▶ _Given instruction_
Print each of the entries exactly, leaving nothing out.

▶ _Records to process_
****************************************

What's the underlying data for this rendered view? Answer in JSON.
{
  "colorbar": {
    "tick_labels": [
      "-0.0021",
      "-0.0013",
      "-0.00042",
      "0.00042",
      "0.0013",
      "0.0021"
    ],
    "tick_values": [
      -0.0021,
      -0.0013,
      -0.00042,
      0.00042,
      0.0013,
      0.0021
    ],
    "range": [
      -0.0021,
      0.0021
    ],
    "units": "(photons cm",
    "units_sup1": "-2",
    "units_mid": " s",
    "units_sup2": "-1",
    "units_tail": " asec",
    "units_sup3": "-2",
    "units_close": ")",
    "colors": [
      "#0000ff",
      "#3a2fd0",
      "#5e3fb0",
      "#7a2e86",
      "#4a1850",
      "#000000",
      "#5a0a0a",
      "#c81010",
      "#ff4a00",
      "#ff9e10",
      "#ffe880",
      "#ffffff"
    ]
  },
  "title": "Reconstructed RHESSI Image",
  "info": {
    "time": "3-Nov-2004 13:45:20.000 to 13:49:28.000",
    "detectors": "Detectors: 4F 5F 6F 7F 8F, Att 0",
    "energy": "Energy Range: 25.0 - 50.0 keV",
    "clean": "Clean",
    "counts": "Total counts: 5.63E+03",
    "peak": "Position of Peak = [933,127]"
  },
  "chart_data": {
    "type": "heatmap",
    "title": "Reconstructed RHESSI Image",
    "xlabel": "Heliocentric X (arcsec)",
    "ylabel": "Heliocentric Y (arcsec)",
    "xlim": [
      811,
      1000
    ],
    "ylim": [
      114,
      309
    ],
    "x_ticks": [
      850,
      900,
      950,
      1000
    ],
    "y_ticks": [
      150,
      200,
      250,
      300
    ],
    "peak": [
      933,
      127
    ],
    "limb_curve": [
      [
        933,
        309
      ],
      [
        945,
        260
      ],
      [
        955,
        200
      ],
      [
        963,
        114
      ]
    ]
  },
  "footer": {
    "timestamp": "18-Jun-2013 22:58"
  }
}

****************************************

▶ _Completed exercise_
What's the underlying data for this rendered view? Answer in JSON.
{
  "colorbar": {
    "tick_labels": [
      "-0.0021",
      "-0.0013",
      "-0.00042",
      "0.00042",
      "0.0013",
      "0.0021"
    ],
    "tick_values": [
      -0.0021,
      -0.0013,
      -0.00042,
      0.00042,
      0.0013,
      0.0021
    ],
    "range": [
      -0.0021,
      0.0021
    ],
    "units": "(photons cm",
    "units_sup1": "-2",
    "units_mid": " s",
    "units_sup2": "-1",
    "units_tail": " asec",
    "units_sup3": "-2",
    "units_close": ")",
    "colors": [
      "#0000ff",
      "#3a2fd0",
      "#5e3fb0",
      "#7a2e86",
      "#4a1850",
      "#000000",
      "#5a0a0a",
      "#c81010",
      "#ff4a00",
      "#ff9e10",
      "#ffe880",
      "#ffffff"
    ]
  },
  "title": "Reconstructed RHESSI Image",
  "info": {
    "time": "3-Nov-2004 13:45:20.000 to 13:49:28.000",
    "detectors": "Detectors: 4F 5F 6F 7F 8F, Att 0",
    "energy": "Energy Range: 25.0 - 50.0 keV",
    "clean": "Clean",
    "counts": "Total counts: 5.63E+03",
    "peak": "Position of Peak = [933,127]"
  },
  "chart_data": {
    "type": "heatmap",
    "title": "Reconstructed RHESSI Image",
    "xlabel": "Heliocentric X (arcsec)",
    "ylabel": "Heliocentric Y (arcsec)",
    "xlim": [
      811,
      1000
    ],
    "ylim": [
      114,
      309
    ],
    "x_ticks": [
      850,
      900,
      950,
      1000
    ],
    "y_ticks": [
      150,
      200,
      250,
      300
    ],
    "peak": [
      933,
      127
    ],
    "limb_curve": [
      [
        933,
        309
      ],
      [
        945,
        260
      ],
      [
        955,
        200
      ],
      [
        963,
        114
      ]
    ]
  },
  "footer": {
    "timestamp": "18-Jun-2013 22:58"
  }
}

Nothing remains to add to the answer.